• ЗАДАЧА A: Перепишите без единого изменения строки записей, приведённых ниже: начните с первой строки записей и закончите строкой, где стоит «candle-body-bull [1254,358,1258,361]», включая её.

С 1893 по 1903 год Волошин проделал путь от революционного максимализма через среднеазиатское путешествие, позволившее ему выработать идею единства европейской культуры на фоне Степи (как «особого культурного пространства»), к приятию «нового искусства» не просто как сенсационной новинки последних парижских сезонов, а как органической части и логического продолжения великой европейской культуры эпохи Ренессанса и Средних веков.
Как известно, при культурологическом подходе литература представляется как «перестроенная мифология»[464]. Однако «использование мифа, или мифологического метода, без подражания архаическим формам — это использование их отличительно современным способом»[465]. Поэтому русский символизм «в своем новом прочтении русской литературы XIX века открыл в ней мощный мифологический потенциал»[466]. Таков примерно магистральный путь русской литературы конца XIX — начала XX века. Только двадцатилетний Волошин не мог его видеть, а может, и не захотел. И это незнание, как и разочарование в своем творчестве, обрекало его на длинные малопродуктивные хождения по «нехоженым тропам» — подражательности, перепевности, эпигонства. Затянувшийся «кризис» 1897–1901 годов мог быть разрешен только в случае резко меняющихся ситуаций, впечатлений и рецепций. В свою очередь, такая резкая смена не могла не менять импульс творчества. Может быть, интуитивно, но Волошин нашел выход из кризиса на «путях странствий».

• ЗАДАЧА B: Можете дословно привести фрагмент текста о Волошине, начав со слов «С 1893 по 1903» и закончив словами «и Средних веков.»?

(Записи областей макета)

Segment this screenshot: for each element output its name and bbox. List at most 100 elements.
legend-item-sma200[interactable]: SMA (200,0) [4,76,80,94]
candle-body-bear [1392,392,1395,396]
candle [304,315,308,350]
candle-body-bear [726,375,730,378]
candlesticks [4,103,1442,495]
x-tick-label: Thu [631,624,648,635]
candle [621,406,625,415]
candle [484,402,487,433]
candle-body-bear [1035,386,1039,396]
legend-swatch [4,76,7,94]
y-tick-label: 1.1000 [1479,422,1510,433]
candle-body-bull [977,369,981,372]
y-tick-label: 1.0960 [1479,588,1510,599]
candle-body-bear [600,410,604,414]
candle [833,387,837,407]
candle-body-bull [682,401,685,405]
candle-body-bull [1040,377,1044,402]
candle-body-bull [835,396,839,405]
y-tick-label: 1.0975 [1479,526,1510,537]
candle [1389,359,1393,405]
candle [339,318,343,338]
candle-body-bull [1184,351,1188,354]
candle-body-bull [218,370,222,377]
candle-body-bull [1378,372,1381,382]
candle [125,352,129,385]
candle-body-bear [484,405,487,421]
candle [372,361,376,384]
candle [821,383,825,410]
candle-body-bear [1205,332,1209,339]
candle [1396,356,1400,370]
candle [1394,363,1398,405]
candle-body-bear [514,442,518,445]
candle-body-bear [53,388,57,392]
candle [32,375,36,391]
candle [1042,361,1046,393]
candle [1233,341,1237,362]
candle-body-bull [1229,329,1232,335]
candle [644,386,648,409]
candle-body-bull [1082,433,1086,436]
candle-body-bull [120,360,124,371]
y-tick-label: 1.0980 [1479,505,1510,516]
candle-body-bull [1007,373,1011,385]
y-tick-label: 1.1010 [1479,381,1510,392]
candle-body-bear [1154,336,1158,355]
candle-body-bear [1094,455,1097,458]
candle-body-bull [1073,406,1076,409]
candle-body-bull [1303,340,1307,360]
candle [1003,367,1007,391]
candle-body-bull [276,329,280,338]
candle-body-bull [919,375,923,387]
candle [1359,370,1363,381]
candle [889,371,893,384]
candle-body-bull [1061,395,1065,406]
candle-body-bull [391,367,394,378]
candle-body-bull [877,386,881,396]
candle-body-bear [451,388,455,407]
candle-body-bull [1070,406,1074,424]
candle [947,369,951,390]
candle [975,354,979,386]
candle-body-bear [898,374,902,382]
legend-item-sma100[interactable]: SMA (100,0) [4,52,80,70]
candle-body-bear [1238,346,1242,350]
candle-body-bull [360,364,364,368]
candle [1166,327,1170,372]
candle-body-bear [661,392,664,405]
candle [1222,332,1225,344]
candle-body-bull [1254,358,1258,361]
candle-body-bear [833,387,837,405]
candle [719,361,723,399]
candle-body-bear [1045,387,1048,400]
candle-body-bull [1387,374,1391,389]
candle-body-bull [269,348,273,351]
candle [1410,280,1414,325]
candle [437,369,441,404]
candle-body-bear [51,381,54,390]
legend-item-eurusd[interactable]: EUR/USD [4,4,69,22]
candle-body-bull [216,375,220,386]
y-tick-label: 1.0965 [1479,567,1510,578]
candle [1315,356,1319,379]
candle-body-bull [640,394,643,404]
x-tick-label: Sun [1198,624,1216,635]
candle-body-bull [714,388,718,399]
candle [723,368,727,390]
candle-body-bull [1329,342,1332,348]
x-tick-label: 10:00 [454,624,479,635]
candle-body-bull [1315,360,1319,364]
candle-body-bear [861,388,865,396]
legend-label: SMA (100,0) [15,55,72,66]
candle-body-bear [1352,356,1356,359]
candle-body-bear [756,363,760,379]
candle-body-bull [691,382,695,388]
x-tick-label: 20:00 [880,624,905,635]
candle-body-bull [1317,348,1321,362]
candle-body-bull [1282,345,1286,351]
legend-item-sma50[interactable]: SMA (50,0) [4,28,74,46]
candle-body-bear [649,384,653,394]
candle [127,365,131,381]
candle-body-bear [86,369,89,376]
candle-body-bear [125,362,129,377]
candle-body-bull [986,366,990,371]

• РЕШЕНИЕ A:
Segment this screenshot: for each element output its name and bbox. List at most 100 elements.
legend-item-sma200[interactable]: SMA (200,0) [4,76,80,94]
candle-body-bear [1392,392,1395,396]
candle [304,315,308,350]
candle-body-bear [726,375,730,378]
candlesticks [4,103,1442,495]
x-tick-label: Thu [631,624,648,635]
candle [621,406,625,415]
candle [484,402,487,433]
candle-body-bear [1035,386,1039,396]
legend-swatch [4,76,7,94]
y-tick-label: 1.1000 [1479,422,1510,433]
candle-body-bull [977,369,981,372]
y-tick-label: 1.0960 [1479,588,1510,599]
candle-body-bear [600,410,604,414]
candle [833,387,837,407]
candle-body-bull [682,401,685,405]
candle-body-bull [1040,377,1044,402]
candle-body-bull [835,396,839,405]
y-tick-label: 1.0975 [1479,526,1510,537]
candle [1389,359,1393,405]
candle [339,318,343,338]
candle-body-bull [1184,351,1188,354]
candle-body-bull [218,370,222,377]
candle-body-bull [1378,372,1381,382]
candle [125,352,129,385]
candle-body-bear [484,405,487,421]
candle [372,361,376,384]
candle [821,383,825,410]
candle-body-bear [1205,332,1209,339]
candle [1396,356,1400,370]
candle [1394,363,1398,405]
candle-body-bear [514,442,518,445]
candle-body-bear [53,388,57,392]
candle [32,375,36,391]
candle [1042,361,1046,393]
candle [1233,341,1237,362]
candle-body-bull [1229,329,1232,335]
candle [644,386,648,409]
candle-body-bull [1082,433,1086,436]
candle-body-bull [120,360,124,371]
y-tick-label: 1.0980 [1479,505,1510,516]
candle-body-bull [1007,373,1011,385]
y-tick-label: 1.1010 [1479,381,1510,392]
candle-body-bear [1154,336,1158,355]
candle-body-bear [1094,455,1097,458]
candle-body-bull [1073,406,1076,409]
candle-body-bull [1303,340,1307,360]
candle [1003,367,1007,391]
candle-body-bull [276,329,280,338]
candle-body-bull [919,375,923,387]
candle [1359,370,1363,381]
candle [889,371,893,384]
candle-body-bull [1061,395,1065,406]
candle-body-bull [391,367,394,378]
candle-body-bull [877,386,881,396]
candle-body-bear [451,388,455,407]
candle-body-bull [1070,406,1074,424]
candle [947,369,951,390]
candle [975,354,979,386]
candle-body-bear [898,374,902,382]
legend-item-sma100[interactable]: SMA (100,0) [4,52,80,70]
candle-body-bear [1238,346,1242,350]
candle-body-bull [360,364,364,368]
candle [1166,327,1170,372]
candle-body-bear [661,392,664,405]
candle [1222,332,1225,344]
candle-body-bull [1254,358,1258,361]

• РЕШЕНИЕ B:
С 1893 по 1903 год Волошин проделал путь от революционного максимализма через среднеазиатское путешествие, позволившее ему выработать идею единства европейской культуры на фоне Степи (как «особого культурного пространства»), к приятию «нового искусства» не просто как сенсационной новинки последних парижских сезонов, а как органической части и логического продолжения великой европейской культуры эпохи Ренессанса и Средних веков.